Chart and figure data:
START
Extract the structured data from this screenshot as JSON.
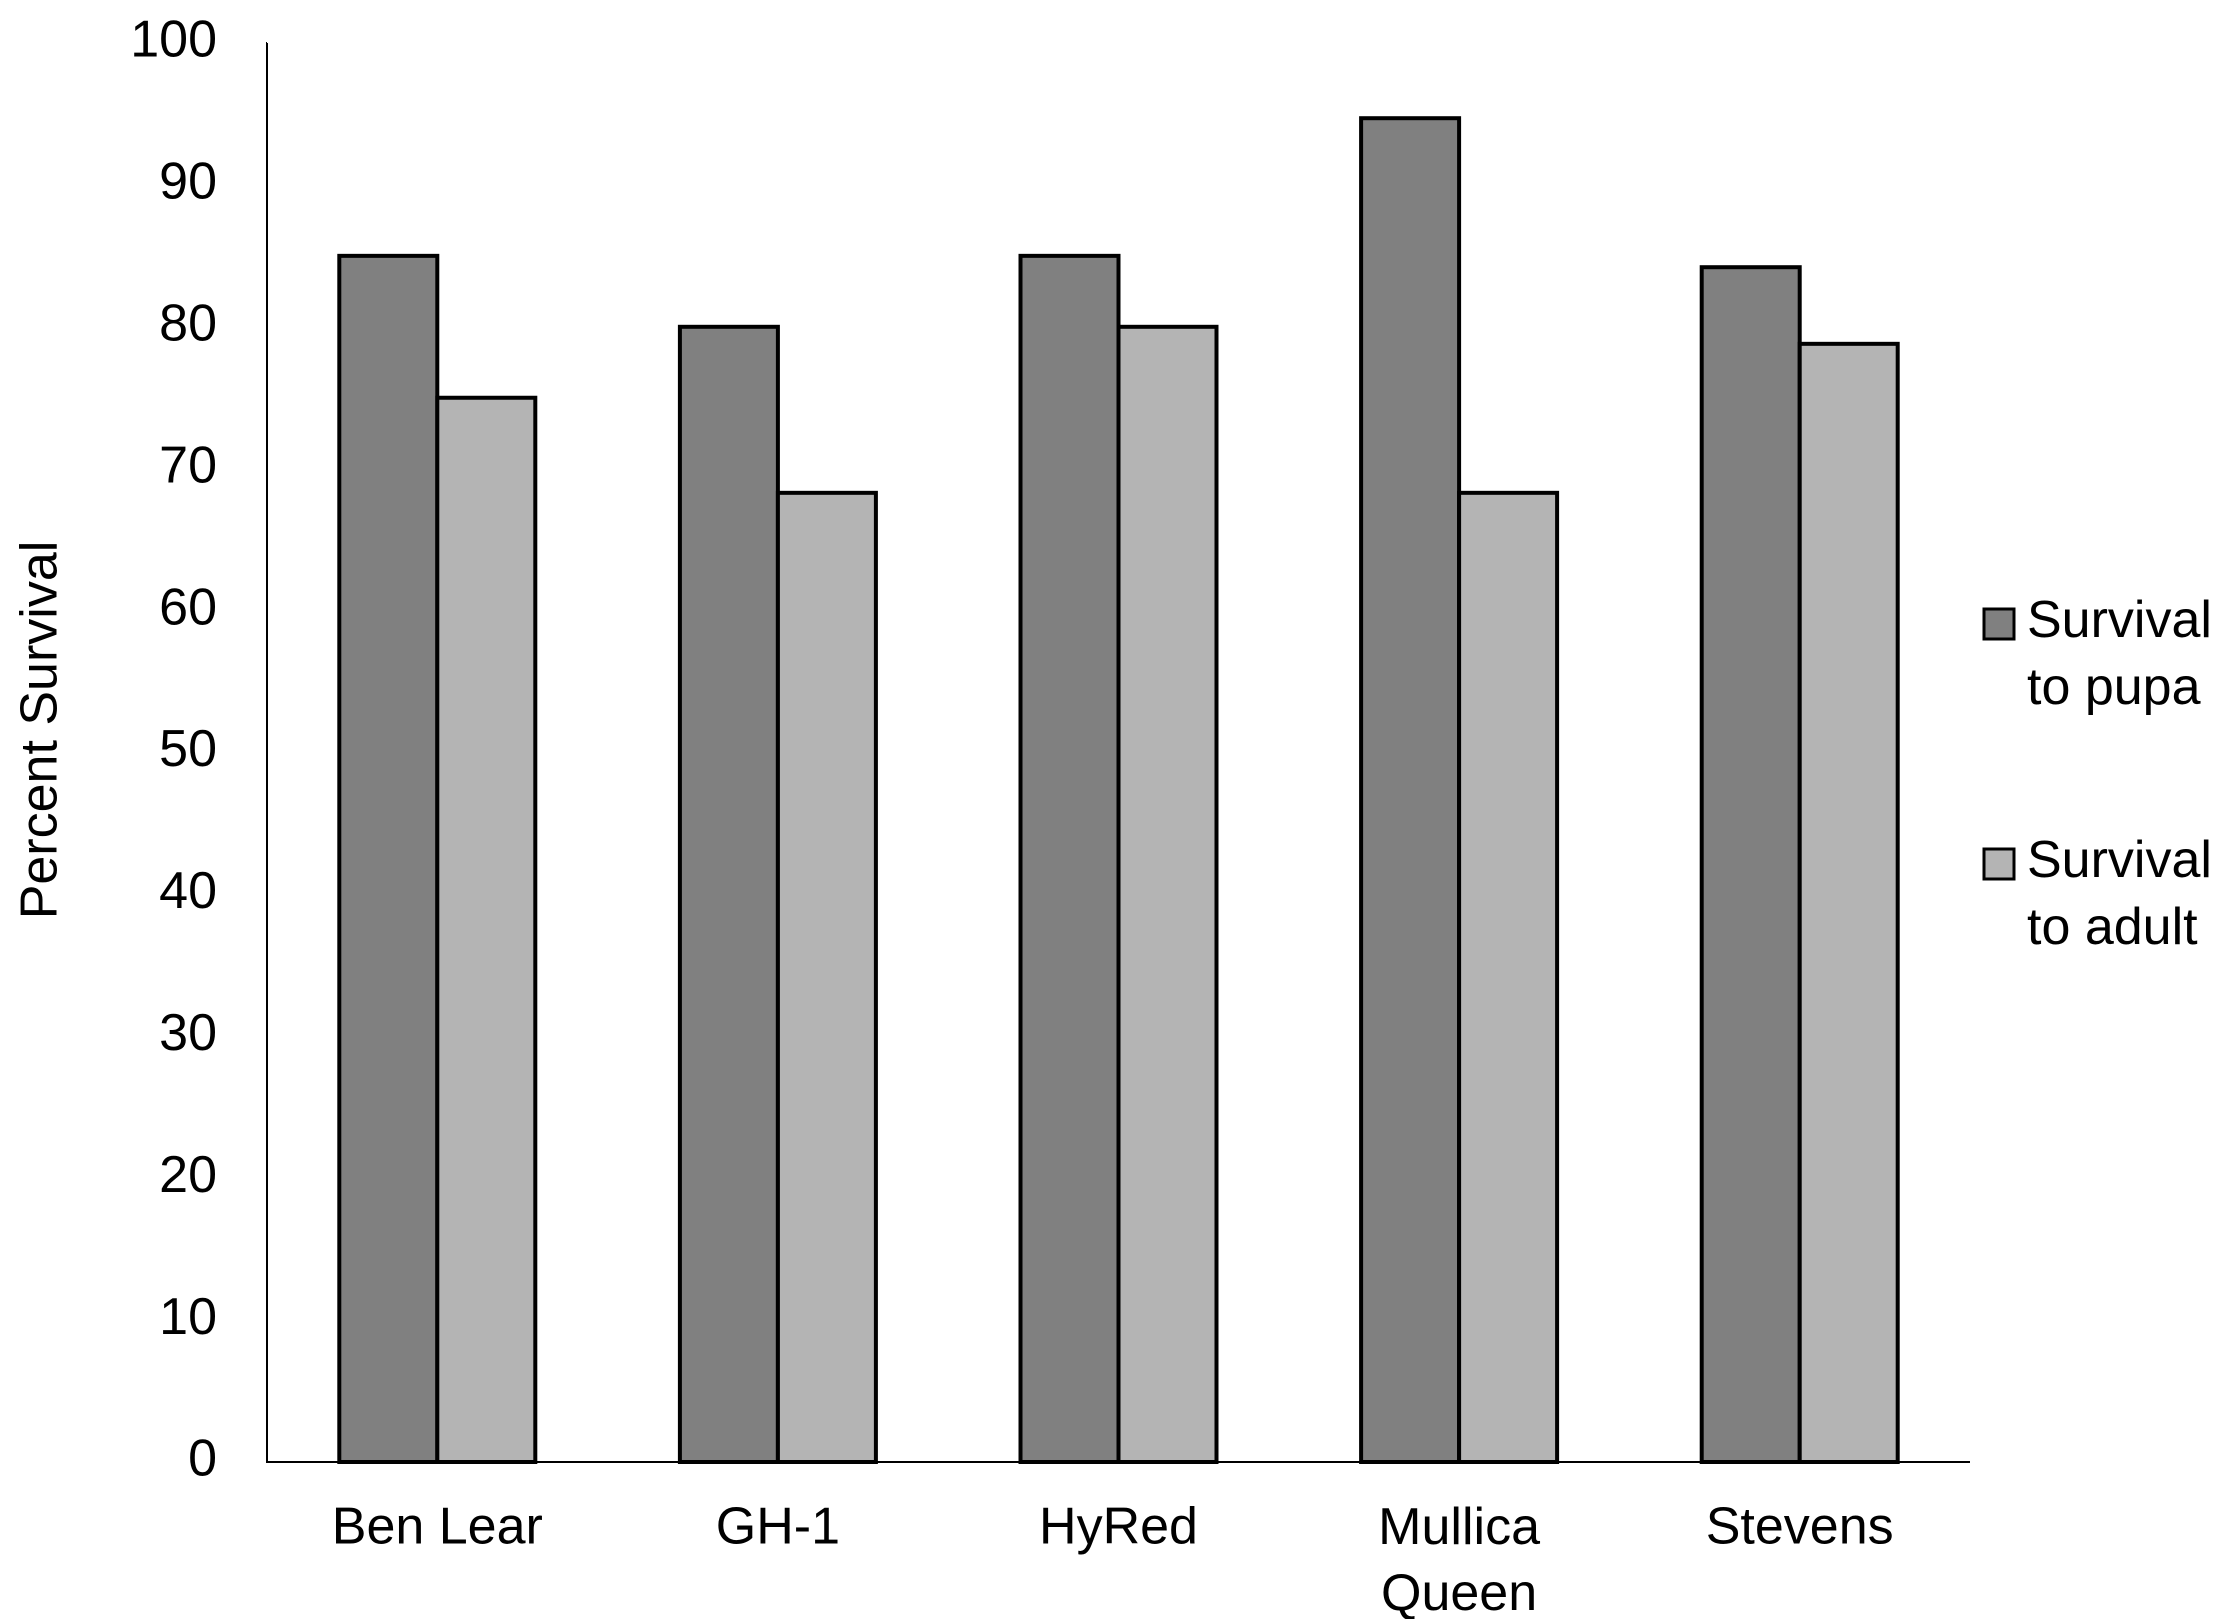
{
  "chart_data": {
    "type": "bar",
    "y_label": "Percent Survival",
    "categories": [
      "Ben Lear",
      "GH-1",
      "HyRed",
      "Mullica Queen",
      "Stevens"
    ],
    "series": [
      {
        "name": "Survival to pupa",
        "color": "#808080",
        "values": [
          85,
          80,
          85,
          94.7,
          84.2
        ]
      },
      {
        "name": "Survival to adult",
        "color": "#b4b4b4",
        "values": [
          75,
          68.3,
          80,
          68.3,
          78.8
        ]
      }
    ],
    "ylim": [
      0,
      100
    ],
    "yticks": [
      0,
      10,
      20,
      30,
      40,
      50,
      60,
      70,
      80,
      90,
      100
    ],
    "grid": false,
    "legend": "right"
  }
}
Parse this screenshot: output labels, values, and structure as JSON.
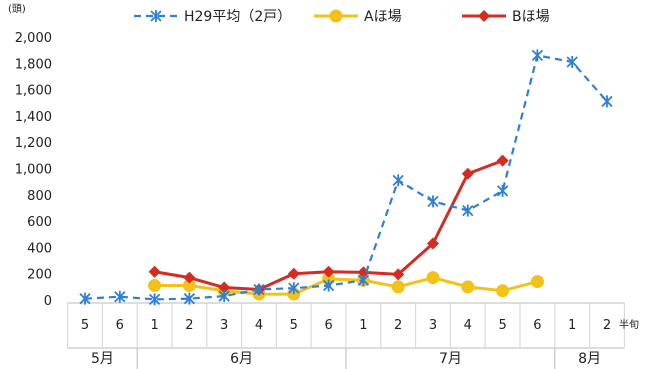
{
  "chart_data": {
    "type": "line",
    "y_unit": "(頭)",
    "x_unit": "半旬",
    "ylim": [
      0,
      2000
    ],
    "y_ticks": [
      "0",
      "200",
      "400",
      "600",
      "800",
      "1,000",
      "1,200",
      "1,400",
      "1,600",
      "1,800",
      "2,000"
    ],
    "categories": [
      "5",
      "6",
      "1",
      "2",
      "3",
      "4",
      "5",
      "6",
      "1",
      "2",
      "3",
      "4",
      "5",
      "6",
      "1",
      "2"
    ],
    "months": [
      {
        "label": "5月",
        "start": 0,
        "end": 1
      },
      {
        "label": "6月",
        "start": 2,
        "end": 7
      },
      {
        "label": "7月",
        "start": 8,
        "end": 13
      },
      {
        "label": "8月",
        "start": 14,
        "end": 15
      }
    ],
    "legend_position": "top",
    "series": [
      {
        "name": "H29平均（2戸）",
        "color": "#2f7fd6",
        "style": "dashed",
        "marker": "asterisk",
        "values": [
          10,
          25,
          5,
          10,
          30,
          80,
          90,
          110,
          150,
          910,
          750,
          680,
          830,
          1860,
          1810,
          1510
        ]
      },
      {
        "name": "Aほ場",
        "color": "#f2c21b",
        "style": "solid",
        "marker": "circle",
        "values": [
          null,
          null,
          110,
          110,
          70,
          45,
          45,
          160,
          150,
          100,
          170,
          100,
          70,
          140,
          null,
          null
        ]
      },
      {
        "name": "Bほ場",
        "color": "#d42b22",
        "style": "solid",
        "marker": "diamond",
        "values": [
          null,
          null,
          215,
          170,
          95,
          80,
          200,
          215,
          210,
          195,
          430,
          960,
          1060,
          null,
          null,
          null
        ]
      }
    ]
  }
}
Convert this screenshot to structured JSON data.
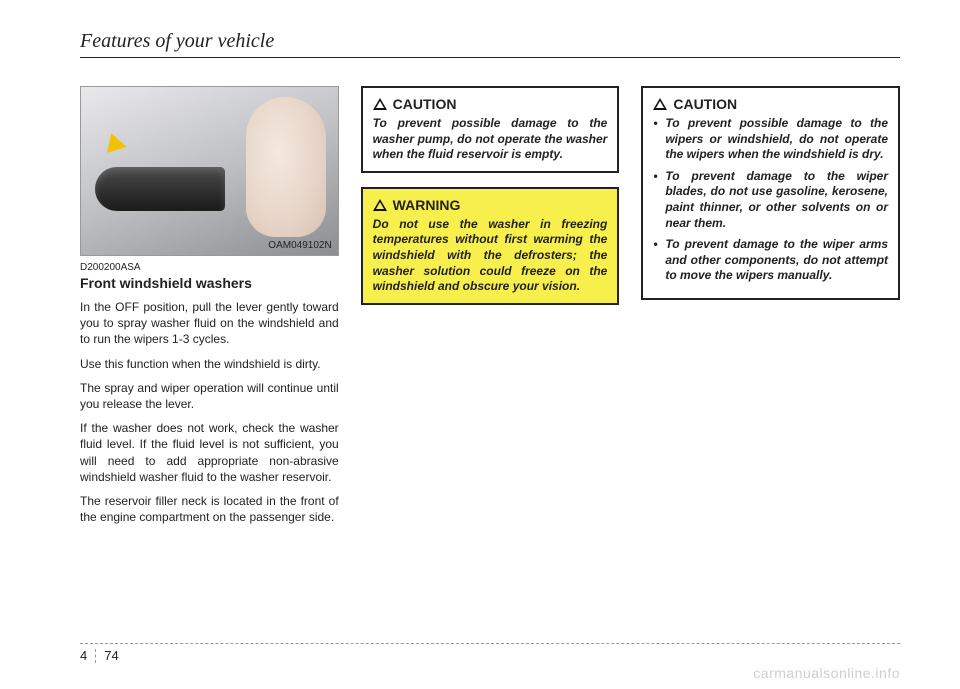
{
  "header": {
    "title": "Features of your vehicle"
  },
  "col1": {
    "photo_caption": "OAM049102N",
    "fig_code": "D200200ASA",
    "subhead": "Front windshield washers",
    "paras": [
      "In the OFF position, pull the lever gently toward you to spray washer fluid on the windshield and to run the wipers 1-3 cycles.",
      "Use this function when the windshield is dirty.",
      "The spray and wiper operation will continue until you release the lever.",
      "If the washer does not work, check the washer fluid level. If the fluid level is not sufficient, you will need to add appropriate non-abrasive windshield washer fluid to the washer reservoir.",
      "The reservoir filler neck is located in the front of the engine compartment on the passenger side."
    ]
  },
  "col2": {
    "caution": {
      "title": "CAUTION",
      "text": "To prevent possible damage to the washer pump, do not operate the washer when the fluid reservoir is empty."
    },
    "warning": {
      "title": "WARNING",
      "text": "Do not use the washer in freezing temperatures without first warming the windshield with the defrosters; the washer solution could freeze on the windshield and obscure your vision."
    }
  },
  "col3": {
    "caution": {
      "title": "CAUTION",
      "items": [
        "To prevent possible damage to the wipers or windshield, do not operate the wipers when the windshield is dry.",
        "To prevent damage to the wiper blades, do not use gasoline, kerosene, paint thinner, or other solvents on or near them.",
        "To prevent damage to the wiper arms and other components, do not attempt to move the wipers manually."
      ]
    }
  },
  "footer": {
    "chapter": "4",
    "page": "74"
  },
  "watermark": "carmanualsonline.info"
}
END
- _Exercise description_
In your copy, leave out the pictures and reproduce the material above exactly.

- _Task response_
Extract the structured data from this screenshot as JSON.
{
  "chart_data": {
    "type": "bar",
    "y_label": "Percent Survival",
    "categories": [
      "Ben Lear",
      "GH-1",
      "HyRed",
      "Mullica Queen",
      "Stevens"
    ],
    "series": [
      {
        "name": "Survival to pupa",
        "color": "#808080",
        "values": [
          85,
          80,
          85,
          94.7,
          84.2
        ]
      },
      {
        "name": "Survival to adult",
        "color": "#b4b4b4",
        "values": [
          75,
          68.3,
          80,
          68.3,
          78.8
        ]
      }
    ],
    "ylim": [
      0,
      100
    ],
    "yticks": [
      0,
      10,
      20,
      30,
      40,
      50,
      60,
      70,
      80,
      90,
      100
    ],
    "grid": false,
    "legend": "right"
  }
}
Parse this screenshot: output labels, values, and structure as JSON.
{
  "chart_data": {
    "type": "line",
    "y_unit": "(頭)",
    "x_unit": "半旬",
    "ylim": [
      0,
      2000
    ],
    "y_ticks": [
      "0",
      "200",
      "400",
      "600",
      "800",
      "1,000",
      "1,200",
      "1,400",
      "1,600",
      "1,800",
      "2,000"
    ],
    "categories": [
      "5",
      "6",
      "1",
      "2",
      "3",
      "4",
      "5",
      "6",
      "1",
      "2",
      "3",
      "4",
      "5",
      "6",
      "1",
      "2"
    ],
    "months": [
      {
        "label": "5月",
        "start": 0,
        "end": 1
      },
      {
        "label": "6月",
        "start": 2,
        "end": 7
      },
      {
        "label": "7月",
        "start": 8,
        "end": 13
      },
      {
        "label": "8月",
        "start": 14,
        "end": 15
      }
    ],
    "legend_position": "top",
    "series": [
      {
        "name": "H29平均（2戸）",
        "color": "#2f7fd6",
        "style": "dashed",
        "marker": "asterisk",
        "values": [
          10,
          25,
          5,
          10,
          30,
          80,
          90,
          110,
          150,
          910,
          750,
          680,
          830,
          1860,
          1810,
          1510
        ]
      },
      {
        "name": "Aほ場",
        "color": "#f2c21b",
        "style": "solid",
        "marker": "circle",
        "values": [
          null,
          null,
          110,
          110,
          70,
          45,
          45,
          160,
          150,
          100,
          170,
          100,
          70,
          140,
          null,
          null
        ]
      },
      {
        "name": "Bほ場",
        "color": "#d42b22",
        "style": "solid",
        "marker": "diamond",
        "values": [
          null,
          null,
          215,
          170,
          95,
          80,
          200,
          215,
          210,
          195,
          430,
          960,
          1060,
          null,
          null,
          null
        ]
      }
    ]
  }
}
Convert this screenshot to structured JSON data.
{
  "header": {
    "title": "Features of your vehicle"
  },
  "col1": {
    "photo_caption": "OAM049102N",
    "fig_code": "D200200ASA",
    "subhead": "Front windshield washers",
    "paras": [
      "In the OFF position, pull the lever gently toward you to spray washer fluid on the windshield and to run the wipers 1-3 cycles.",
      "Use this function when the windshield is dirty.",
      "The spray and wiper operation will continue until you release the lever.",
      "If the washer does not work, check the washer fluid level. If the fluid level is not sufficient, you will need to add appropriate non-abrasive windshield washer fluid to the washer reservoir.",
      "The reservoir filler neck is located in the front of the engine compartment on the passenger side."
    ]
  },
  "col2": {
    "caution": {
      "title": "CAUTION",
      "text": "To prevent possible damage to the washer pump, do not operate the washer when the fluid reservoir is empty."
    },
    "warning": {
      "title": "WARNING",
      "text": "Do not use the washer in freezing temperatures without first warming the windshield with the defrosters; the washer solution could freeze on the windshield and obscure your vision."
    }
  },
  "col3": {
    "caution": {
      "title": "CAUTION",
      "items": [
        "To prevent possible damage to the wipers or windshield, do not operate the wipers when the windshield is dry.",
        "To prevent damage to the wiper blades, do not use gasoline, kerosene, paint thinner, or other solvents on or near them.",
        "To prevent damage to the wiper arms and other components, do not attempt to move the wipers manually."
      ]
    }
  },
  "footer": {
    "chapter": "4",
    "page": "74"
  },
  "watermark": "carmanualsonline.info"
}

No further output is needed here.